Excerpts from a figure dataset
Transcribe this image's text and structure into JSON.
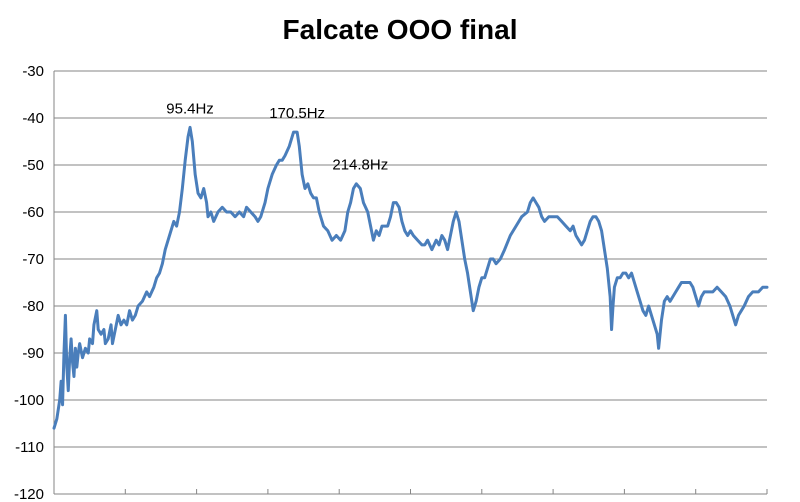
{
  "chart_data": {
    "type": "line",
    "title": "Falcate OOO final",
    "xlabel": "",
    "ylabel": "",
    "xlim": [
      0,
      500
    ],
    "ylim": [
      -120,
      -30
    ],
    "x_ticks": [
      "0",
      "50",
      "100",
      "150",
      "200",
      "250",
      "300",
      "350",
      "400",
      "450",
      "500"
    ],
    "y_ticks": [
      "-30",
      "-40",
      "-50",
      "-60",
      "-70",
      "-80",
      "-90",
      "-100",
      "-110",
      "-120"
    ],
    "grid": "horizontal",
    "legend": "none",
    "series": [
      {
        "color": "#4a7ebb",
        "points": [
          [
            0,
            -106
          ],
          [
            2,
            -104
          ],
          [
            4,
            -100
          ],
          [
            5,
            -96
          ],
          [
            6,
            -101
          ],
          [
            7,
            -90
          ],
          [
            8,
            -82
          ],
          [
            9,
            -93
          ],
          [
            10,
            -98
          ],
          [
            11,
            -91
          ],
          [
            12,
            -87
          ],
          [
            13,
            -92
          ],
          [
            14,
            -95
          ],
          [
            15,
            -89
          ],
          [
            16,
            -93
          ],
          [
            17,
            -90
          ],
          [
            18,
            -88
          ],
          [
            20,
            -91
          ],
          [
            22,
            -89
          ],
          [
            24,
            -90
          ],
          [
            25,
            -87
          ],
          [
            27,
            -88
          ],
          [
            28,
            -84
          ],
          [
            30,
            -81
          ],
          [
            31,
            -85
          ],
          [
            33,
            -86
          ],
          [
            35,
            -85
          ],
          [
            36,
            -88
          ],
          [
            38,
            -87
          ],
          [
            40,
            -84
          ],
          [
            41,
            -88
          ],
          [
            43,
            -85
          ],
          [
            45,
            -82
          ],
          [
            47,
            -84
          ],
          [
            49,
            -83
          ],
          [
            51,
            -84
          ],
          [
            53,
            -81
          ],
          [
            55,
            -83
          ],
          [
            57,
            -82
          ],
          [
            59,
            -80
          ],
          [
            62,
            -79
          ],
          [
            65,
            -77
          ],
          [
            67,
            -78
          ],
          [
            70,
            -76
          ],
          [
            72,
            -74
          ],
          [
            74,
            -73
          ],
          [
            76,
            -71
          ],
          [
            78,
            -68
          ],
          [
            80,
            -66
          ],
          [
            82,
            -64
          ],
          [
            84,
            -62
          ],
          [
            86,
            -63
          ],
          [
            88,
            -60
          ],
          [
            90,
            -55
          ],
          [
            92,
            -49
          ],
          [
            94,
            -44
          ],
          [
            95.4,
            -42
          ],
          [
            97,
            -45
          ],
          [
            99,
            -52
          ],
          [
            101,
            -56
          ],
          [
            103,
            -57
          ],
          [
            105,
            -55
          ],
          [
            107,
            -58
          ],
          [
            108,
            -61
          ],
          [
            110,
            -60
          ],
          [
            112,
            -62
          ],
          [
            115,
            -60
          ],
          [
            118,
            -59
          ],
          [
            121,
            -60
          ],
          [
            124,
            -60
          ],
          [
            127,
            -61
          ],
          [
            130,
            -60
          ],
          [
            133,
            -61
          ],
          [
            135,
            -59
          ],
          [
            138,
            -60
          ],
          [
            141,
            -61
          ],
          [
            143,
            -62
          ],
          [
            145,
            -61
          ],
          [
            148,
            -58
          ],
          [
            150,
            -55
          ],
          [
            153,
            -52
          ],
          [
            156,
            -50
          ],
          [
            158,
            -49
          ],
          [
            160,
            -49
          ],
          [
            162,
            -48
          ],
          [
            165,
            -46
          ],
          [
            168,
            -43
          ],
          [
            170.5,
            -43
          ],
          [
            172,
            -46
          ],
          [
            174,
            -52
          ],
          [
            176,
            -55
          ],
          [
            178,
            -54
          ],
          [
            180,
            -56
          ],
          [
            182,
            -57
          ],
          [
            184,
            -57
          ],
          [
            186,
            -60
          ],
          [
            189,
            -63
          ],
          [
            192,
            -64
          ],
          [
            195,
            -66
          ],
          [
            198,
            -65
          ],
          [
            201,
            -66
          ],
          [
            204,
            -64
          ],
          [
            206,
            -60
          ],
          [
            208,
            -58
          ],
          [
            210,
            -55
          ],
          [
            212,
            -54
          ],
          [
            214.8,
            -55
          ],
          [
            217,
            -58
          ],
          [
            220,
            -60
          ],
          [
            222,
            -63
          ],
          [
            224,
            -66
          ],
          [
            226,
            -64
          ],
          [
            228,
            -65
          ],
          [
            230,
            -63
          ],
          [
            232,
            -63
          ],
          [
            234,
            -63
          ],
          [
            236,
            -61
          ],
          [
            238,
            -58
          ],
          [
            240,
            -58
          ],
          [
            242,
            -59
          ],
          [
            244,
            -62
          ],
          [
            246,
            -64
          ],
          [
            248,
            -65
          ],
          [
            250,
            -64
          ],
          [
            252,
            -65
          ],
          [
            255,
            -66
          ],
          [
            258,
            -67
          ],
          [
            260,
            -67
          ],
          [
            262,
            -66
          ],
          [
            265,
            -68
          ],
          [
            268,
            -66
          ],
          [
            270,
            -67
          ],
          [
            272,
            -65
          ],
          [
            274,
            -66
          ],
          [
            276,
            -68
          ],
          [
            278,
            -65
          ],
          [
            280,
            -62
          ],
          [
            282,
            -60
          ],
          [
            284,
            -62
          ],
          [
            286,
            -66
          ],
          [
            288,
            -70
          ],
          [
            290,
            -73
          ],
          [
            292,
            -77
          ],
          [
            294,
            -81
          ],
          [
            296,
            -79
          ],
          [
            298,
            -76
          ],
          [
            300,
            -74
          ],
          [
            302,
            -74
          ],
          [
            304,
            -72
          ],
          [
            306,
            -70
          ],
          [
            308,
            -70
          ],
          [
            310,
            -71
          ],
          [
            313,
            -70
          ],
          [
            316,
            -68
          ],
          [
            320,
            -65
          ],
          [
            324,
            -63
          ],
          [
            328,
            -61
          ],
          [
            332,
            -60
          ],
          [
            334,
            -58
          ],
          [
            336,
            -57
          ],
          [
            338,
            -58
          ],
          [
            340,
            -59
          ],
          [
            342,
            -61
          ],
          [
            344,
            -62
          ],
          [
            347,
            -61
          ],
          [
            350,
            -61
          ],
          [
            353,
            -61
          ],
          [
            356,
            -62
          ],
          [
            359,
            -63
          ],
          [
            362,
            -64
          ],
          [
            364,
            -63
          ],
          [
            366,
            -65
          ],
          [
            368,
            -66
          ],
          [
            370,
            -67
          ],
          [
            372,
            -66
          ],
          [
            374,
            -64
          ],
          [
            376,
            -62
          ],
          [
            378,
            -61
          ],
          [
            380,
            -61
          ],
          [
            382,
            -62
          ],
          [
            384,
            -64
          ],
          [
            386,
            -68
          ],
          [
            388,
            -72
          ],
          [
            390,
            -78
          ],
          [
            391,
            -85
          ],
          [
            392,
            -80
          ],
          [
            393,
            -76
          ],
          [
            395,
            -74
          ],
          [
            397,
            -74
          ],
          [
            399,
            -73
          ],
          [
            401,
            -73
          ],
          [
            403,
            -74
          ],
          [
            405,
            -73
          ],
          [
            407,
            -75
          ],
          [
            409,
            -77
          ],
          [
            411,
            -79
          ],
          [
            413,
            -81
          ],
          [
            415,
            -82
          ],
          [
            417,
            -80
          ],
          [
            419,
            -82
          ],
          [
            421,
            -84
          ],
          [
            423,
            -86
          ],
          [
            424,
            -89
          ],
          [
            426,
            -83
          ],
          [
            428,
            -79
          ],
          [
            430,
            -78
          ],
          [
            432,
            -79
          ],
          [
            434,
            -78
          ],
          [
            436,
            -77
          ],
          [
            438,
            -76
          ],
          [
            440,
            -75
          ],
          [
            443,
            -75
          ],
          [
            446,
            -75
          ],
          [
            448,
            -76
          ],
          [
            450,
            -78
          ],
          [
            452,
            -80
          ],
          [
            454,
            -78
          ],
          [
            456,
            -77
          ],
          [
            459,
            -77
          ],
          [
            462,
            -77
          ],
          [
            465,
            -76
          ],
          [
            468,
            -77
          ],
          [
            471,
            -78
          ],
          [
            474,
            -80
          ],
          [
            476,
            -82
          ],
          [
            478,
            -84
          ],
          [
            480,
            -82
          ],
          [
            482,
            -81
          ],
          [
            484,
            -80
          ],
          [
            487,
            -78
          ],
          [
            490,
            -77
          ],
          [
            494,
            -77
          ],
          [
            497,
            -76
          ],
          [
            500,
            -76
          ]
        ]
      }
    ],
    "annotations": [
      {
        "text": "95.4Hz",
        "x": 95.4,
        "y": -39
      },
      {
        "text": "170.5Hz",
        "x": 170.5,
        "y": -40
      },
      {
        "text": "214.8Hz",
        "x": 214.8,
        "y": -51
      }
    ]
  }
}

• **To be done**
Search the entries for the word "text", then gather every line that has it.

• **Full answer**
Transcribe this image's text and structure into JSON.
        "text": "95.4Hz",
        "text": "170.5Hz",
        "text": "214.8Hz",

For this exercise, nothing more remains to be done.